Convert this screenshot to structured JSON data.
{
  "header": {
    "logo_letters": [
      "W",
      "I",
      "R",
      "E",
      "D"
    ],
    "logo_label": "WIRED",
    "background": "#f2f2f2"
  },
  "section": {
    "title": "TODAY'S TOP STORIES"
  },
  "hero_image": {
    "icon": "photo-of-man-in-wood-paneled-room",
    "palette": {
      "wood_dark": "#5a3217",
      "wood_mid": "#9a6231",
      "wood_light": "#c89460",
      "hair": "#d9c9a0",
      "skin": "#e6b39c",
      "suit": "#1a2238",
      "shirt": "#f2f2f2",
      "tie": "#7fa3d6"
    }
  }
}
-------
* **Exercise**
Quote the listing in full, please, keeping every line exact.

* **In response**
Convert this screenshot to structured JSON data.
{
  "header": {
    "logo_letters": [
      "W",
      "I",
      "R",
      "E",
      "D"
    ],
    "logo_label": "WIRED",
    "background": "#f2f2f2"
  },
  "section": {
    "title": "TODAY'S TOP STORIES"
  },
  "hero_image": {
    "icon": "photo-of-man-in-wood-paneled-room",
    "palette": {
      "wood_dark": "#5a3217",
      "wood_mid": "#9a6231",
      "wood_light": "#c89460",
      "hair": "#d9c9a0",
      "skin": "#e6b39c",
      "suit": "#1a2238",
      "shirt": "#f2f2f2",
      "tie": "#7fa3d6"
    }
  }
}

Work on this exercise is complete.